*What you should do:* Copy out the data below verbatim.

(Figure record listings)
******************************

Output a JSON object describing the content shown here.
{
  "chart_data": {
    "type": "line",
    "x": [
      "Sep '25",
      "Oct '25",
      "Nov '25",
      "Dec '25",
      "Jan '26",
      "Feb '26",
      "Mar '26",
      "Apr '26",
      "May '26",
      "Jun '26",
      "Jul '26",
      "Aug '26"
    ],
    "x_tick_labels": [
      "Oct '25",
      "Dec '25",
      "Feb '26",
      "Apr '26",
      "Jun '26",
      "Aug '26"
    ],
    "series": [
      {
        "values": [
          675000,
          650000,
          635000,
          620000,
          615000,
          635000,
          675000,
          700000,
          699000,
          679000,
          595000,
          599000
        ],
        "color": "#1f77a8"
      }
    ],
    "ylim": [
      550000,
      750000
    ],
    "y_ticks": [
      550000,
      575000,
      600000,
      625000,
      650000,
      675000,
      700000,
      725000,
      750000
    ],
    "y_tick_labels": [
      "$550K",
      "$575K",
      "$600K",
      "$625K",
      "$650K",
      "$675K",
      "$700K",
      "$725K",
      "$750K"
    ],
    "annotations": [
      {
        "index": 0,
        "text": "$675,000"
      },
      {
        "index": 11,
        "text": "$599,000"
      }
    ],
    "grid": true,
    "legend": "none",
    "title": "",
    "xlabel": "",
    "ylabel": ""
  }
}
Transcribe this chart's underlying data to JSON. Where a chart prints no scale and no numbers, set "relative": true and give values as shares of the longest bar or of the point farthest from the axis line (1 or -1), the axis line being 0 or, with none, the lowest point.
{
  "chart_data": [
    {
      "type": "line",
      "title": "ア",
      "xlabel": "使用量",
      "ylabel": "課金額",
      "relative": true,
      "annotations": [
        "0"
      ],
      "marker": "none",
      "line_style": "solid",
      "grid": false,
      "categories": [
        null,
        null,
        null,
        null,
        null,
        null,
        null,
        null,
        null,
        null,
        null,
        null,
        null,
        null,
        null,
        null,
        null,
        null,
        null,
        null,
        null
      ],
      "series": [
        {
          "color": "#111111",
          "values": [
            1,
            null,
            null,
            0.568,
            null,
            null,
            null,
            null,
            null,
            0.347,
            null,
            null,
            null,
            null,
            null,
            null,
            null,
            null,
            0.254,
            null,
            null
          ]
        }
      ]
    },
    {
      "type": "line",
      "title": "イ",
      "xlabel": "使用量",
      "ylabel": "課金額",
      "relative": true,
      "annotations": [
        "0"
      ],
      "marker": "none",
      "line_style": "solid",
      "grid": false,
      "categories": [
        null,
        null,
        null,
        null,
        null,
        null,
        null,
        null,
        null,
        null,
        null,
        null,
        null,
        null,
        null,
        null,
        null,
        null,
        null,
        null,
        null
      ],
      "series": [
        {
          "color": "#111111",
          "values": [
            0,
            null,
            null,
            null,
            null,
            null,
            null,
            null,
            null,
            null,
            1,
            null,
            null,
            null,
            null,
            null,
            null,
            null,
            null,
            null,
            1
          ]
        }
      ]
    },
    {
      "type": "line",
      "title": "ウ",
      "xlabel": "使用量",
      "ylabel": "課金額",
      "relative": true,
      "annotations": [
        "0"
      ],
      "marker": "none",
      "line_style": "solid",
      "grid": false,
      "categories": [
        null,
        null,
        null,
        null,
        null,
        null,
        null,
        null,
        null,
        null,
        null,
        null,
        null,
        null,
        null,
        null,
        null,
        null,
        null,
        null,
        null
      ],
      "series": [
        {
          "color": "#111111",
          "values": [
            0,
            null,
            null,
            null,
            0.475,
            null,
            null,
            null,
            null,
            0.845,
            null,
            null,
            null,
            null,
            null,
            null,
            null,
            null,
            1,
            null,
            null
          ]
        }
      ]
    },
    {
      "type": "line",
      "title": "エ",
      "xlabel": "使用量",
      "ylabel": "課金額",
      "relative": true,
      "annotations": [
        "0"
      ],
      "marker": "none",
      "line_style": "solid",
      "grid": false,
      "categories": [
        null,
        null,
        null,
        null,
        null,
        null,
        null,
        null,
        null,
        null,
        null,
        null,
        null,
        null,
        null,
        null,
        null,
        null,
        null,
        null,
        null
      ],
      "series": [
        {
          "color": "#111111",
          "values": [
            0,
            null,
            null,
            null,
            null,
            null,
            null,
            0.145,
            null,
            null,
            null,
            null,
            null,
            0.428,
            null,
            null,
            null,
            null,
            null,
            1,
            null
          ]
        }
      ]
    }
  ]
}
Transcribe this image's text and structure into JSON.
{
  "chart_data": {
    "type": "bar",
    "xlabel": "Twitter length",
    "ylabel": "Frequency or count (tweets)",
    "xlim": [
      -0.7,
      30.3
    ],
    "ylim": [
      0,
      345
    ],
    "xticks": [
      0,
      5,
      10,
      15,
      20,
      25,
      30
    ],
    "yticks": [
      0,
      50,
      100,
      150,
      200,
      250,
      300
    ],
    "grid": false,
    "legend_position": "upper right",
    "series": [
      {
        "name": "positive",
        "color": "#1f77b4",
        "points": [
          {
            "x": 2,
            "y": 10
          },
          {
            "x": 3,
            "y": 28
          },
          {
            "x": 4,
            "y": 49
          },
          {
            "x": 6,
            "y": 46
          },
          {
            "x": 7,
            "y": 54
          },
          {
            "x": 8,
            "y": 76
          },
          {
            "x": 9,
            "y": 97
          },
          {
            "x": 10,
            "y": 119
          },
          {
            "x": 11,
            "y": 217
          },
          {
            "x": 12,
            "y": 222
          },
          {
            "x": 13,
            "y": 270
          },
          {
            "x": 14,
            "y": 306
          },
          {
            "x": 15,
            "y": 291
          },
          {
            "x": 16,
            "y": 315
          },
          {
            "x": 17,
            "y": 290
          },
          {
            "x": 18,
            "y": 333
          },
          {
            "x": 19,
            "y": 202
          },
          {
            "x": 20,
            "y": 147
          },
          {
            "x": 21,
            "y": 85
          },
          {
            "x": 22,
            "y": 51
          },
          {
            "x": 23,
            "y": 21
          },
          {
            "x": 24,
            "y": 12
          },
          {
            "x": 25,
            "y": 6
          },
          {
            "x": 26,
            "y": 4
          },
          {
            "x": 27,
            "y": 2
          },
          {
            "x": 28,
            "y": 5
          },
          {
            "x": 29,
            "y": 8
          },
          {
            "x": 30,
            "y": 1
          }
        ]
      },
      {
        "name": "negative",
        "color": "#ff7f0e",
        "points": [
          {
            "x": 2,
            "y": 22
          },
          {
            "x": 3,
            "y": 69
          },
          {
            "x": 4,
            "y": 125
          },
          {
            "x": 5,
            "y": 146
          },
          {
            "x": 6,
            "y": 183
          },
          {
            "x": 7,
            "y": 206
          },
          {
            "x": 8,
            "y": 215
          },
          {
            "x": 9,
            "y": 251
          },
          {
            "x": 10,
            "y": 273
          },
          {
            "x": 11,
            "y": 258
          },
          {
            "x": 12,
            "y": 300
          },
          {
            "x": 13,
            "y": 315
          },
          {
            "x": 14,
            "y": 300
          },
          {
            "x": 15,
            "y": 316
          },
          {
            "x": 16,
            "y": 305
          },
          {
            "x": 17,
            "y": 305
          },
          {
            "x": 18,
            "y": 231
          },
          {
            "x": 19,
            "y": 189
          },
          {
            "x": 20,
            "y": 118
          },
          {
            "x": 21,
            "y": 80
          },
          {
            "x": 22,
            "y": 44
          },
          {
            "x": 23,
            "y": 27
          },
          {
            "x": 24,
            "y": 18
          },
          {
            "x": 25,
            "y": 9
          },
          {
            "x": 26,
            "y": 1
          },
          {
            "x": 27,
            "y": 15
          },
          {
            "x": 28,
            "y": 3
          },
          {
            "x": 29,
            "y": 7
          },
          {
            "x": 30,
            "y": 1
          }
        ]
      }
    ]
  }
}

******************************

*Result:*
Output a JSON object describing the content shown here.
{
  "chart_data": {
    "type": "line",
    "x": [
      "Sep '25",
      "Oct '25",
      "Nov '25",
      "Dec '25",
      "Jan '26",
      "Feb '26",
      "Mar '26",
      "Apr '26",
      "May '26",
      "Jun '26",
      "Jul '26",
      "Aug '26"
    ],
    "x_tick_labels": [
      "Oct '25",
      "Dec '25",
      "Feb '26",
      "Apr '26",
      "Jun '26",
      "Aug '26"
    ],
    "series": [
      {
        "values": [
          675000,
          650000,
          635000,
          620000,
          615000,
          635000,
          675000,
          700000,
          699000,
          679000,
          595000,
          599000
        ],
        "color": "#1f77a8"
      }
    ],
    "ylim": [
      550000,
      750000
    ],
    "y_ticks": [
      550000,
      575000,
      600000,
      625000,
      650000,
      675000,
      700000,
      725000,
      750000
    ],
    "y_tick_labels": [
      "$550K",
      "$575K",
      "$600K",
      "$625K",
      "$650K",
      "$675K",
      "$700K",
      "$725K",
      "$750K"
    ],
    "annotations": [
      {
        "index": 0,
        "text": "$675,000"
      },
      {
        "index": 11,
        "text": "$599,000"
      }
    ],
    "grid": true,
    "legend": "none",
    "title": "",
    "xlabel": "",
    "ylabel": ""
  }
}
Transcribe this chart's underlying data to JSON. Where a chart prints no scale and no numbers, set "relative": true and give values as shares of the longest bar or of the point farthest from the axis line (1 or -1), the axis line being 0 or, with none, the lowest point.
{
  "chart_data": [
    {
      "type": "line",
      "title": "ア",
      "xlabel": "使用量",
      "ylabel": "課金額",
      "relative": true,
      "annotations": [
        "0"
      ],
      "marker": "none",
      "line_style": "solid",
      "grid": false,
      "categories": [
        null,
        null,
        null,
        null,
        null,
        null,
        null,
        null,
        null,
        null,
        null,
        null,
        null,
        null,
        null,
        null,
        null,
        null,
        null,
        null,
        null
      ],
      "series": [
        {
          "color": "#111111",
          "values": [
            1,
            null,
            null,
            0.568,
            null,
            null,
            null,
            null,
            null,
            0.347,
            null,
            null,
            null,
            null,
            null,
            null,
            null,
            null,
            0.254,
            null,
            null
          ]
        }
      ]
    },
    {
      "type": "line",
      "title": "イ",
      "xlabel": "使用量",
      "ylabel": "課金額",
      "relative": true,
      "annotations": [
        "0"
      ],
      "marker": "none",
      "line_style": "solid",
      "grid": false,
      "categories": [
        null,
        null,
        null,
        null,
        null,
        null,
        null,
        null,
        null,
        null,
        null,
        null,
        null,
        null,
        null,
        null,
        null,
        null,
        null,
        null,
        null
      ],
      "series": [
        {
          "color": "#111111",
          "values": [
            0,
            null,
            null,
            null,
            null,
            null,
            null,
            null,
            null,
            null,
            1,
            null,
            null,
            null,
            null,
            null,
            null,
            null,
            null,
            null,
            1
          ]
        }
      ]
    },
    {
      "type": "line",
      "title": "ウ",
      "xlabel": "使用量",
      "ylabel": "課金額",
      "relative": true,
      "annotations": [
        "0"
      ],
      "marker": "none",
      "line_style": "solid",
      "grid": false,
      "categories": [
        null,
        null,
        null,
        null,
        null,
        null,
        null,
        null,
        null,
        null,
        null,
        null,
        null,
        null,
        null,
        null,
        null,
        null,
        null,
        null,
        null
      ],
      "series": [
        {
          "color": "#111111",
          "values": [
            0,
            null,
            null,
            null,
            0.475,
            null,
            null,
            null,
            null,
            0.845,
            null,
            null,
            null,
            null,
            null,
            null,
            null,
            null,
            1,
            null,
            null
          ]
        }
      ]
    },
    {
      "type": "line",
      "title": "エ",
      "xlabel": "使用量",
      "ylabel": "課金額",
      "relative": true,
      "annotations": [
        "0"
      ],
      "marker": "none",
      "line_style": "solid",
      "grid": false,
      "categories": [
        null,
        null,
        null,
        null,
        null,
        null,
        null,
        null,
        null,
        null,
        null,
        null,
        null,
        null,
        null,
        null,
        null,
        null,
        null,
        null,
        null
      ],
      "series": [
        {
          "color": "#111111",
          "values": [
            0,
            null,
            null,
            null,
            null,
            null,
            null,
            0.145,
            null,
            null,
            null,
            null,
            null,
            0.428,
            null,
            null,
            null,
            null,
            null,
            1,
            null
          ]
        }
      ]
    }
  ]
}
Transcribe this image's text and structure into JSON.
{
  "chart_data": {
    "type": "bar",
    "xlabel": "Twitter length",
    "ylabel": "Frequency or count (tweets)",
    "xlim": [
      -0.7,
      30.3
    ],
    "ylim": [
      0,
      345
    ],
    "xticks": [
      0,
      5,
      10,
      15,
      20,
      25,
      30
    ],
    "yticks": [
      0,
      50,
      100,
      150,
      200,
      250,
      300
    ],
    "grid": false,
    "legend_position": "upper right",
    "series": [
      {
        "name": "positive",
        "color": "#1f77b4",
        "points": [
          {
            "x": 2,
            "y": 10
          },
          {
            "x": 3,
            "y": 28
          },
          {
            "x": 4,
            "y": 49
          },
          {
            "x": 6,
            "y": 46
          },
          {
            "x": 7,
            "y": 54
          },
          {
            "x": 8,
            "y": 76
          },
          {
            "x": 9,
            "y": 97
          },
          {
            "x": 10,
            "y": 119
          },
          {
            "x": 11,
            "y": 217
          },
          {
            "x": 12,
            "y": 222
          },
          {
            "x": 13,
            "y": 270
          },
          {
            "x": 14,
            "y": 306
          },
          {
            "x": 15,
            "y": 291
          },
          {
            "x": 16,
            "y": 315
          },
          {
            "x": 17,
            "y": 290
          },
          {
            "x": 18,
            "y": 333
          },
          {
            "x": 19,
            "y": 202
          },
          {
            "x": 20,
            "y": 147
          },
          {
            "x": 21,
            "y": 85
          },
          {
            "x": 22,
            "y": 51
          },
          {
            "x": 23,
            "y": 21
          },
          {
            "x": 24,
            "y": 12
          },
          {
            "x": 25,
            "y": 6
          },
          {
            "x": 26,
            "y": 4
          },
          {
            "x": 27,
            "y": 2
          },
          {
            "x": 28,
            "y": 5
          },
          {
            "x": 29,
            "y": 8
          },
          {
            "x": 30,
            "y": 1
          }
        ]
      },
      {
        "name": "negative",
        "color": "#ff7f0e",
        "points": [
          {
            "x": 2,
            "y": 22
          },
          {
            "x": 3,
            "y": 69
          },
          {
            "x": 4,
            "y": 125
          },
          {
            "x": 5,
            "y": 146
          },
          {
            "x": 6,
            "y": 183
          },
          {
            "x": 7,
            "y": 206
          },
          {
            "x": 8,
            "y": 215
          },
          {
            "x": 9,
            "y": 251
          },
          {
            "x": 10,
            "y": 273
          },
          {
            "x": 11,
            "y": 258
          },
          {
            "x": 12,
            "y": 300
          },
          {
            "x": 13,
            "y": 315
          },
          {
            "x": 14,
            "y": 300
          },
          {
            "x": 15,
            "y": 316
          },
          {
            "x": 16,
            "y": 305
          },
          {
            "x": 17,
            "y": 305
          },
          {
            "x": 18,
            "y": 231
          },
          {
            "x": 19,
            "y": 189
          },
          {
            "x": 20,
            "y": 118
          },
          {
            "x": 21,
            "y": 80
          },
          {
            "x": 22,
            "y": 44
          },
          {
            "x": 23,
            "y": 27
          },
          {
            "x": 24,
            "y": 18
          },
          {
            "x": 25,
            "y": 9
          },
          {
            "x": 26,
            "y": 1
          },
          {
            "x": 27,
            "y": 15
          },
          {
            "x": 28,
            "y": 3
          },
          {
            "x": 29,
            "y": 7
          },
          {
            "x": 30,
            "y": 1
          }
        ]
      }
    ]
  }
}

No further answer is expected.